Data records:
....
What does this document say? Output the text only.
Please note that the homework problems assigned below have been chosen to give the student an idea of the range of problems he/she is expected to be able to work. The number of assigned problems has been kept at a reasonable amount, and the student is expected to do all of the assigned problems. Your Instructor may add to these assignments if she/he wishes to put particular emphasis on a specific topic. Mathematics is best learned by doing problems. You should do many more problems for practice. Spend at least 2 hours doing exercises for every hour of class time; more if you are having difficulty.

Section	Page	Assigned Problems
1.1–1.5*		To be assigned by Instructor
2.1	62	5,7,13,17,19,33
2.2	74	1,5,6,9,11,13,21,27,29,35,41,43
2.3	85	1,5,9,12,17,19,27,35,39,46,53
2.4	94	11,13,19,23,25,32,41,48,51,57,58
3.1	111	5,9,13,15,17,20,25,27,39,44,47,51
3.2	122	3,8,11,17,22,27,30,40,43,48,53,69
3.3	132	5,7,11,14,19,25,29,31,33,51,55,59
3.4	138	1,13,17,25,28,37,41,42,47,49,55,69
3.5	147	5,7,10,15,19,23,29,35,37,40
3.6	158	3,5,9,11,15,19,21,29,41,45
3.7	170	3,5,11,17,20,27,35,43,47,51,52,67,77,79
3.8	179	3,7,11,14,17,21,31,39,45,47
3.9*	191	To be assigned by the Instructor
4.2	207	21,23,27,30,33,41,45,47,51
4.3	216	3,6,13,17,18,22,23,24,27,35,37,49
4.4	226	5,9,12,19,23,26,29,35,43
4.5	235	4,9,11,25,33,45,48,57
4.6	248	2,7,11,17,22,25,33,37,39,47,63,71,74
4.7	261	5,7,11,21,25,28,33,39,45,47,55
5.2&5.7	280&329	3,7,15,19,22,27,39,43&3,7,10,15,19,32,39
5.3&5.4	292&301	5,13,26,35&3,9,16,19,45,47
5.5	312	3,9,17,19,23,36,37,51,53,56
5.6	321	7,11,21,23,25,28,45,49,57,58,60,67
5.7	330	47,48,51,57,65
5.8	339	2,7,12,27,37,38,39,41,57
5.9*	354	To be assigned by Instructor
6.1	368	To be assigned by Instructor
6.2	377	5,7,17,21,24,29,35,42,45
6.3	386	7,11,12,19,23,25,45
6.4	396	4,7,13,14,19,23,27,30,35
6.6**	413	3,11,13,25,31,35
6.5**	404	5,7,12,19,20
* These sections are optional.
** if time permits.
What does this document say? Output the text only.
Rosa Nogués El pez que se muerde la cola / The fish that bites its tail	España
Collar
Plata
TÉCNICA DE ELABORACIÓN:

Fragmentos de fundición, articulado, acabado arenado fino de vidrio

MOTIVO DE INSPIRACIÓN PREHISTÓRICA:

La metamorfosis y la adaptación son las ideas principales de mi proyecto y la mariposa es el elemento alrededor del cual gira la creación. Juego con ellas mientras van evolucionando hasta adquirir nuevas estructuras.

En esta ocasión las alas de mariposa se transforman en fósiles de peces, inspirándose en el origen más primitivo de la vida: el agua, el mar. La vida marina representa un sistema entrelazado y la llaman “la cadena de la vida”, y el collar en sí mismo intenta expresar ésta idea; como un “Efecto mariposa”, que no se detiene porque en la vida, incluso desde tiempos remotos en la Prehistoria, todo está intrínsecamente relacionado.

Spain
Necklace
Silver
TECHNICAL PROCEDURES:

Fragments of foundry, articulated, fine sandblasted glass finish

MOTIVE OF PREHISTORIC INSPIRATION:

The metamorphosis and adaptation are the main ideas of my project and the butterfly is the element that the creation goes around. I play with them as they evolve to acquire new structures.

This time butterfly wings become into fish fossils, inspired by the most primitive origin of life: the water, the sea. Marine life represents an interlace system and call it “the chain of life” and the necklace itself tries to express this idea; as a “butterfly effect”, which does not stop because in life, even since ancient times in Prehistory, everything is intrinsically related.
....
- **SHORT EXERCISE**
Repeat all entries. Match them exactly.

- **EXERCISE RESULT**
What does this document say? Output the text only.
Please note that the homework problems assigned below have been chosen to give the student an idea of the range of problems he/she is expected to be able to work. The number of assigned problems has been kept at a reasonable amount, and the student is expected to do all of the assigned problems. Your Instructor may add to these assignments if she/he wishes to put particular emphasis on a specific topic. Mathematics is best learned by doing problems. You should do many more problems for practice. Spend at least 2 hours doing exercises for every hour of class time; more if you are having difficulty.

Section	Page	Assigned Problems
1.1–1.5*		To be assigned by Instructor
2.1	62	5,7,13,17,19,33
2.2	74	1,5,6,9,11,13,21,27,29,35,41,43
2.3	85	1,5,9,12,17,19,27,35,39,46,53
2.4	94	11,13,19,23,25,32,41,48,51,57,58
3.1	111	5,9,13,15,17,20,25,27,39,44,47,51
3.2	122	3,8,11,17,22,27,30,40,43,48,53,69
3.3	132	5,7,11,14,19,25,29,31,33,51,55,59
3.4	138	1,13,17,25,28,37,41,42,47,49,55,69
3.5	147	5,7,10,15,19,23,29,35,37,40
3.6	158	3,5,9,11,15,19,21,29,41,45
3.7	170	3,5,11,17,20,27,35,43,47,51,52,67,77,79
3.8	179	3,7,11,14,17,21,31,39,45,47
3.9*	191	To be assigned by the Instructor
4.2	207	21,23,27,30,33,41,45,47,51
4.3	216	3,6,13,17,18,22,23,24,27,35,37,49
4.4	226	5,9,12,19,23,26,29,35,43
4.5	235	4,9,11,25,33,45,48,57
4.6	248	2,7,11,17,22,25,33,37,39,47,63,71,74
4.7	261	5,7,11,21,25,28,33,39,45,47,55
5.2&5.7	280&329	3,7,15,19,22,27,39,43&3,7,10,15,19,32,39
5.3&5.4	292&301	5,13,26,35&3,9,16,19,45,47
5.5	312	3,9,17,19,23,36,37,51,53,56
5.6	321	7,11,21,23,25,28,45,49,57,58,60,67
5.7	330	47,48,51,57,65
5.8	339	2,7,12,27,37,38,39,41,57
5.9*	354	To be assigned by Instructor
6.1	368	To be assigned by Instructor
6.2	377	5,7,17,21,24,29,35,42,45
6.3	386	7,11,12,19,23,25,45
6.4	396	4,7,13,14,19,23,27,30,35
6.6**	413	3,11,13,25,31,35
6.5**	404	5,7,12,19,20
* These sections are optional.
** if time permits.
What does this document say? Output the text only.
Rosa Nogués El pez que se muerde la cola / The fish that bites its tail	España
Collar
Plata
TÉCNICA DE ELABORACIÓN:

Fragmentos de fundición, articulado, acabado arenado fino de vidrio

MOTIVO DE INSPIRACIÓN PREHISTÓRICA:

La metamorfosis y la adaptación son las ideas principales de mi proyecto y la mariposa es el elemento alrededor del cual gira la creación. Juego con ellas mientras van evolucionando hasta adquirir nuevas estructuras.

En esta ocasión las alas de mariposa se transforman en fósiles de peces, inspirándose en el origen más primitivo de la vida: el agua, el mar. La vida marina representa un sistema entrelazado y la llaman “la cadena de la vida”, y el collar en sí mismo intenta expresar ésta idea; como un “Efecto mariposa”, que no se detiene porque en la vida, incluso desde tiempos remotos en la Prehistoria, todo está intrínsecamente relacionado.

Spain
Necklace
Silver
TECHNICAL PROCEDURES:

Fragments of foundry, articulated, fine sandblasted glass finish

MOTIVE OF PREHISTORIC INSPIRATION:

The metamorphosis and adaptation are the main ideas of my project and the butterfly is the element that the creation goes around. I play with them as they evolve to acquire new structures.

This time butterfly wings become into fish fossils, inspired by the most primitive origin of life: the water, the sea. Marine life represents an interlace system and call it “the chain of life” and the necklace itself tries to express this idea; as a “butterfly effect”, which does not stop because in life, even since ancient times in Prehistory, everything is intrinsically related.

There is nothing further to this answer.